▶ Data records
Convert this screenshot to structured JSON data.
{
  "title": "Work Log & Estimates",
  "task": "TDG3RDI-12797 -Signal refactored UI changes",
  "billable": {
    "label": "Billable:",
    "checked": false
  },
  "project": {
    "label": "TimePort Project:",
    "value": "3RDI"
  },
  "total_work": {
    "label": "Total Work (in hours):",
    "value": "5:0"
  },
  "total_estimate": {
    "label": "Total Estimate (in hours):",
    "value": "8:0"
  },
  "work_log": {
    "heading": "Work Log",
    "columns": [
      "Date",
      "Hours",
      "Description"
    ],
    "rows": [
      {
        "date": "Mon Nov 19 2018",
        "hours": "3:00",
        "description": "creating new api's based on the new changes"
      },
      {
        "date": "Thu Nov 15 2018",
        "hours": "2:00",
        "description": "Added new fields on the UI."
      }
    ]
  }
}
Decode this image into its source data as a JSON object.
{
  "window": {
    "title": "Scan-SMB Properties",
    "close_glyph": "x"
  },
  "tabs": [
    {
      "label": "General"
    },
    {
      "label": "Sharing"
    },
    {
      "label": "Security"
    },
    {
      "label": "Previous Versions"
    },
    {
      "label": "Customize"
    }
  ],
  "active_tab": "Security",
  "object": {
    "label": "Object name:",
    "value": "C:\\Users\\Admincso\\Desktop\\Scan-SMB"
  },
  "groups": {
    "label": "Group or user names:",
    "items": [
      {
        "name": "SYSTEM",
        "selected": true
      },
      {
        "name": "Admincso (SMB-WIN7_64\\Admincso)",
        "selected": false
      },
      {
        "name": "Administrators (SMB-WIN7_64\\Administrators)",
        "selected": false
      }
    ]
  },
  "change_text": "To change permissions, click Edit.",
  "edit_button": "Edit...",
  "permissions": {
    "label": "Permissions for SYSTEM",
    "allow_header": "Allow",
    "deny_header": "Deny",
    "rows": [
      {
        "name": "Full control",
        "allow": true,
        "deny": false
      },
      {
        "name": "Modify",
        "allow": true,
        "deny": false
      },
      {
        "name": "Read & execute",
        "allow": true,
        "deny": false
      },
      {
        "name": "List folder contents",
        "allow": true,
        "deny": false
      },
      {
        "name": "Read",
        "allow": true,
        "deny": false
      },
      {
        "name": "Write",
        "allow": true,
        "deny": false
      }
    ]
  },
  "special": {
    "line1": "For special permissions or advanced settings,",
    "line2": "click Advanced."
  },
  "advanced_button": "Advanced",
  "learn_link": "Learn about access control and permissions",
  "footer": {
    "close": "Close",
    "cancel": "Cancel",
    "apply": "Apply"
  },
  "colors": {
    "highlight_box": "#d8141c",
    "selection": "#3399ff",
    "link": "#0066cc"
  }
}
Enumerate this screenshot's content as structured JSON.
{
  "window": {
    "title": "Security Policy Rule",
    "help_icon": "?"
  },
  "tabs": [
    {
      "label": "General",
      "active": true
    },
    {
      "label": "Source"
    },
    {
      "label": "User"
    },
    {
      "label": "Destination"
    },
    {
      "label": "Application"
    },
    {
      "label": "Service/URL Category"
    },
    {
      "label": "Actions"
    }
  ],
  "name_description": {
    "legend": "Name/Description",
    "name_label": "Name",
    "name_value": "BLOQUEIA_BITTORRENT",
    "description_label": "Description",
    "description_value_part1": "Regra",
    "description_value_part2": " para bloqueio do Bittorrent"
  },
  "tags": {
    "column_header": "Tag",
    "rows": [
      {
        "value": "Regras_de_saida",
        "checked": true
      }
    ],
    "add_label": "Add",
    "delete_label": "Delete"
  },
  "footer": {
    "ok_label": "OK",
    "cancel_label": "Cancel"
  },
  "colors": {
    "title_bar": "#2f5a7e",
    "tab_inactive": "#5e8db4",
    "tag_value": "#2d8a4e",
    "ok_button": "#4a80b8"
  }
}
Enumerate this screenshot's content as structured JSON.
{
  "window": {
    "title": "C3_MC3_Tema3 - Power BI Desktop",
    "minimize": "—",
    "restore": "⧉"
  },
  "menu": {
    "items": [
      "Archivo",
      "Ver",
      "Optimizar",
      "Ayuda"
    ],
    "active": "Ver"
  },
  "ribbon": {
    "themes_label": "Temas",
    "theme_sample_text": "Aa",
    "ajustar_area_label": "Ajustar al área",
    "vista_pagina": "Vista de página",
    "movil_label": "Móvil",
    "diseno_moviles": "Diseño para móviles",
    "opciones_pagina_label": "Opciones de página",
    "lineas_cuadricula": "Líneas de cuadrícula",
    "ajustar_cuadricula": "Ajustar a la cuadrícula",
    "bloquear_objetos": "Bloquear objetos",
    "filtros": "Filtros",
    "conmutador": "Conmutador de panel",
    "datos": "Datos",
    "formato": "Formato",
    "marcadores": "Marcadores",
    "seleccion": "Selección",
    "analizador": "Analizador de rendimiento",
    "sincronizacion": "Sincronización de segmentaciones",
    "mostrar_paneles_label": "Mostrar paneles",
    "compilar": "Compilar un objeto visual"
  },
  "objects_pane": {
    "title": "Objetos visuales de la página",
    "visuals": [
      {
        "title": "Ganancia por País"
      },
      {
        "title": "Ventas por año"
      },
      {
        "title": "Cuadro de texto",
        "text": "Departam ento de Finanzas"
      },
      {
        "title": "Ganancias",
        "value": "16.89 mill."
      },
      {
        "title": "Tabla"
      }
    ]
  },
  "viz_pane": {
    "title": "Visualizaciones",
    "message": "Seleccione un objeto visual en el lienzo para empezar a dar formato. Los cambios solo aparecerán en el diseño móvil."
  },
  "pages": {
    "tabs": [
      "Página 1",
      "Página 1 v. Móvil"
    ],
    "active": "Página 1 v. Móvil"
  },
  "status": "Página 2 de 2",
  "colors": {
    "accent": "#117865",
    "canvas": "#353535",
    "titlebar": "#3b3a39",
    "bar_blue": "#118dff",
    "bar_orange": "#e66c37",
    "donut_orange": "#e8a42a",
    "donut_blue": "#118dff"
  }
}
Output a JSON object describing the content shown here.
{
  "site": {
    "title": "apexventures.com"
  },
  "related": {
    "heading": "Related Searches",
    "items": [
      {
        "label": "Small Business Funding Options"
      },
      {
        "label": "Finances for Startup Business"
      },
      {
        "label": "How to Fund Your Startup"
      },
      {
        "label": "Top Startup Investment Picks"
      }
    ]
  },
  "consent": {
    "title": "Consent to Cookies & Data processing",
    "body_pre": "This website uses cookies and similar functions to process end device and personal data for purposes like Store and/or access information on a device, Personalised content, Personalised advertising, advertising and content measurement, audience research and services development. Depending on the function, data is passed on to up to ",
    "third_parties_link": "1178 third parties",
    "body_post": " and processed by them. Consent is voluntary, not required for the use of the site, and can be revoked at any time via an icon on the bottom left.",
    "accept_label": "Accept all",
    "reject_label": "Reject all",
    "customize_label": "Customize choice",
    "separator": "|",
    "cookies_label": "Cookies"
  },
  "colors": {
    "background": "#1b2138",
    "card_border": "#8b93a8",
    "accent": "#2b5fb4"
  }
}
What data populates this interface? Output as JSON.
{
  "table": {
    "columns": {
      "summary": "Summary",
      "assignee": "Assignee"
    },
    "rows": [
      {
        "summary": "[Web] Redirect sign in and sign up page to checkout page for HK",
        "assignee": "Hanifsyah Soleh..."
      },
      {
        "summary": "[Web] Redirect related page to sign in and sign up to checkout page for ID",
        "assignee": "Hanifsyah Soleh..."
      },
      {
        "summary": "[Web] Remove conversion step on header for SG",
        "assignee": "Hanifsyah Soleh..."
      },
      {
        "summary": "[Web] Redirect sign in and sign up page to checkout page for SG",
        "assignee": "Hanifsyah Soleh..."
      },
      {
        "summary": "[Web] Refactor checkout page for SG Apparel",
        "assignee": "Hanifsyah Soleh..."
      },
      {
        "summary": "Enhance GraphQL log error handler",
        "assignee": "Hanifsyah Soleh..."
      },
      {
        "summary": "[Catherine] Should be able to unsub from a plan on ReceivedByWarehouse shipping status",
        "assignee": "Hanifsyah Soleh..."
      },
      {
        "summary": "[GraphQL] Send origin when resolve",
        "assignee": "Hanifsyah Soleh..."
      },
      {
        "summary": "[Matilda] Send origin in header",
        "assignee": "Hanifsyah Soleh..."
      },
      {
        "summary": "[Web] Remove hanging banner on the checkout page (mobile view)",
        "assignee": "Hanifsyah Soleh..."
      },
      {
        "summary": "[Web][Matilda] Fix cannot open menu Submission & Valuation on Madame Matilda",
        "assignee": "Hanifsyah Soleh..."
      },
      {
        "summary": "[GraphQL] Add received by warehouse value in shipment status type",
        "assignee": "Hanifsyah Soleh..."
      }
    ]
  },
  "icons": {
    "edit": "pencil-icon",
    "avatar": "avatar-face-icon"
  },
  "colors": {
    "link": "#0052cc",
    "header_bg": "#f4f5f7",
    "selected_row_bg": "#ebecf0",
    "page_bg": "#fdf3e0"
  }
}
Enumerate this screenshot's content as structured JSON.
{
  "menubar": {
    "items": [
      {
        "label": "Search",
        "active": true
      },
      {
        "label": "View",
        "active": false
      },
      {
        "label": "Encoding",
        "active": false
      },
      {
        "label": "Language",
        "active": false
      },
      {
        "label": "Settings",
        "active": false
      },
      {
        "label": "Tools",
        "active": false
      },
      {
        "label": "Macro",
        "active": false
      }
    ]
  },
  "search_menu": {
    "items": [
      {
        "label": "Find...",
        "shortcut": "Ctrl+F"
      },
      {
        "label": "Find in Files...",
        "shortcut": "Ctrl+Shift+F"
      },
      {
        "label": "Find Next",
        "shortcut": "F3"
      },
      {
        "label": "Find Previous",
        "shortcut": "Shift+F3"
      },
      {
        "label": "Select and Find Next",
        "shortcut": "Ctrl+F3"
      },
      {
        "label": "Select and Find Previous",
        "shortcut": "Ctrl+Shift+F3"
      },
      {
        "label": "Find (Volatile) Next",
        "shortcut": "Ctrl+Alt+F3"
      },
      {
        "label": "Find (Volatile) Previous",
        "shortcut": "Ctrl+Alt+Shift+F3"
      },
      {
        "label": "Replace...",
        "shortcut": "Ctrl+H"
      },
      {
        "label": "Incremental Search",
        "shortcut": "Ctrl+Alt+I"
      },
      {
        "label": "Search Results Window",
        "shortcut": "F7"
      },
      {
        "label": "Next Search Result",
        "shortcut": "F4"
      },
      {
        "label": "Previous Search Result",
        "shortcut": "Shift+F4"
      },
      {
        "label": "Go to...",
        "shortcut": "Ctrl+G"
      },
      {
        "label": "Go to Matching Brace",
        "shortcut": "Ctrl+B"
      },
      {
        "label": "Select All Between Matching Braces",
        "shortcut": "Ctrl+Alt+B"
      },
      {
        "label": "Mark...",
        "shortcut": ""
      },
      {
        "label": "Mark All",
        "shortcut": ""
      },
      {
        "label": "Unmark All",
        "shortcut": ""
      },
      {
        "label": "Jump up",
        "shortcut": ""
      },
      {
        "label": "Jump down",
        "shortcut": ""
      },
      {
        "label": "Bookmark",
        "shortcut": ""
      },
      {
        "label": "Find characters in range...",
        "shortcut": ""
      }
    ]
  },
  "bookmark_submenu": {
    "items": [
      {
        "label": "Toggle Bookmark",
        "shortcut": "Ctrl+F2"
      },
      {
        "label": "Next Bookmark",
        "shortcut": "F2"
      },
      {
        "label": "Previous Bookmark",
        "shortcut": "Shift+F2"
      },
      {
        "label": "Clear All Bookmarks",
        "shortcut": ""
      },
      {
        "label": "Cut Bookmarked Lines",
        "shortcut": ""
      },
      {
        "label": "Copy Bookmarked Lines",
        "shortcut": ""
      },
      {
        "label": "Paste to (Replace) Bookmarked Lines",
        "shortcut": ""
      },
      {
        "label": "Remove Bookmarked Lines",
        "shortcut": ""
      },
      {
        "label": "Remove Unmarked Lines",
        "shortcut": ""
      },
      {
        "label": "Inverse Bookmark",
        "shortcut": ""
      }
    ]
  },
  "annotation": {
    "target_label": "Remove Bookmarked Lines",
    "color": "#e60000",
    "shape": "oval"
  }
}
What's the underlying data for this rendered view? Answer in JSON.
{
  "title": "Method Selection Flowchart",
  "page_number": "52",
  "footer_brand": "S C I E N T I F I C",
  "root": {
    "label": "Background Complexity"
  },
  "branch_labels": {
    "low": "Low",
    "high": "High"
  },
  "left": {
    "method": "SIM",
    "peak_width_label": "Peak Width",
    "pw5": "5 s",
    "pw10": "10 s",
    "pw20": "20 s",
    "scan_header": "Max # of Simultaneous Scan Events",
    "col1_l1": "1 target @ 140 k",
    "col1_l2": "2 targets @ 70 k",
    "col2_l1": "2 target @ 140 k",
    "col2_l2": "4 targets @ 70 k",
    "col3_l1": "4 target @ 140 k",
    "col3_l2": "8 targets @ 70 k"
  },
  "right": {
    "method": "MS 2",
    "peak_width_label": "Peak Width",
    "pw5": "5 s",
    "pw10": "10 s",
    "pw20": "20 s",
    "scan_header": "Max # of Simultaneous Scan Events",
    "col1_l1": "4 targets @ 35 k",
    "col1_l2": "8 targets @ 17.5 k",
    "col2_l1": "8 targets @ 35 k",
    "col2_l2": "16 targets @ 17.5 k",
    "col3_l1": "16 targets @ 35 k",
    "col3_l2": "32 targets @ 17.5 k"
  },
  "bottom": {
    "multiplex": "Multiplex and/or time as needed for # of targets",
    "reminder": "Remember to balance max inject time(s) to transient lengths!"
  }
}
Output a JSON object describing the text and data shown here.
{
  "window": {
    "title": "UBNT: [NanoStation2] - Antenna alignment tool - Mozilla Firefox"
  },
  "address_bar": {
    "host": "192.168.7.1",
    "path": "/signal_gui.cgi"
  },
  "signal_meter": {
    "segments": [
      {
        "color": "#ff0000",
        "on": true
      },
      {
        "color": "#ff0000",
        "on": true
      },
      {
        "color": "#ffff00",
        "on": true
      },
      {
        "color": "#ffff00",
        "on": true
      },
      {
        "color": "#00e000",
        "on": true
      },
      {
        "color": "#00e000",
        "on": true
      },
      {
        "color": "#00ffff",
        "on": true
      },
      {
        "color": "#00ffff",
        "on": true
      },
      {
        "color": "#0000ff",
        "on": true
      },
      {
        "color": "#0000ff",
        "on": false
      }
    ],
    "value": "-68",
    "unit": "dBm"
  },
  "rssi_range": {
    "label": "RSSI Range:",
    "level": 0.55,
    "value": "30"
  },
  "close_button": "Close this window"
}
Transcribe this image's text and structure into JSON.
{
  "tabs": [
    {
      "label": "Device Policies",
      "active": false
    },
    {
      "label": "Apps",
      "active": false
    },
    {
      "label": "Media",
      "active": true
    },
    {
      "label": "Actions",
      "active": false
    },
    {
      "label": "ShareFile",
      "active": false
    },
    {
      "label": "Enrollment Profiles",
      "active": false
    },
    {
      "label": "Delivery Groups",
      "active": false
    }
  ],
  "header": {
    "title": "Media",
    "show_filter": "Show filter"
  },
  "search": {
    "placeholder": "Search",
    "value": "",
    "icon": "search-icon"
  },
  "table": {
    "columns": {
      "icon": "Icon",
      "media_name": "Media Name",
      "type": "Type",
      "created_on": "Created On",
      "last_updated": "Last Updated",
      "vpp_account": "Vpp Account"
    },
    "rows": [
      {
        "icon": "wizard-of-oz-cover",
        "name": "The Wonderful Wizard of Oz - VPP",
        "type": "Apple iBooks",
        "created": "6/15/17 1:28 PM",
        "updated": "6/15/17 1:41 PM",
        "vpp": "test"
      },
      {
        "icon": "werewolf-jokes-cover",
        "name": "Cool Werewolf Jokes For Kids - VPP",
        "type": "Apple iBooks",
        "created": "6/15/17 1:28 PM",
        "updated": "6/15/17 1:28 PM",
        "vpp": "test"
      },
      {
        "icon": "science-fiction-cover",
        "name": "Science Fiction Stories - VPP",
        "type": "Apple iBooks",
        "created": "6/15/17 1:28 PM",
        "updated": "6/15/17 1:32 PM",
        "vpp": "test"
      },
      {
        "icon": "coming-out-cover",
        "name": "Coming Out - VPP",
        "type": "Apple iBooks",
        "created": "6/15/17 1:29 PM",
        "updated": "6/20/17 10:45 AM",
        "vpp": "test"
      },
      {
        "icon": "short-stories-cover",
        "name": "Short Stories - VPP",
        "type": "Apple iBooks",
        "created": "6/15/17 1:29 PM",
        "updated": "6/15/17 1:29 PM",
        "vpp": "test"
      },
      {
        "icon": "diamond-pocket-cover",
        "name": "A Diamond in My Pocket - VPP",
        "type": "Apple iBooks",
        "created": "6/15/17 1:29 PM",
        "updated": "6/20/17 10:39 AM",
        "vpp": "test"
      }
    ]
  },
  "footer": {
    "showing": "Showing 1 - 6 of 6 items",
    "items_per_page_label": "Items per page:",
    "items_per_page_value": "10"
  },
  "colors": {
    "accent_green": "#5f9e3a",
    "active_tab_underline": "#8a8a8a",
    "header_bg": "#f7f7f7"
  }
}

▶ Exercise details
Which lines contain the word "Scan"? Copy each of them.

▶ Full answer
    "title": "Scan-SMB Properties",
    "value": "C:\\Users\\Admincso\\Desktop\\Scan-SMB"
    "scan_header": "Max # of Simultaneous Scan Events",
    "scan_header": "Max # of Simultaneous Scan Events",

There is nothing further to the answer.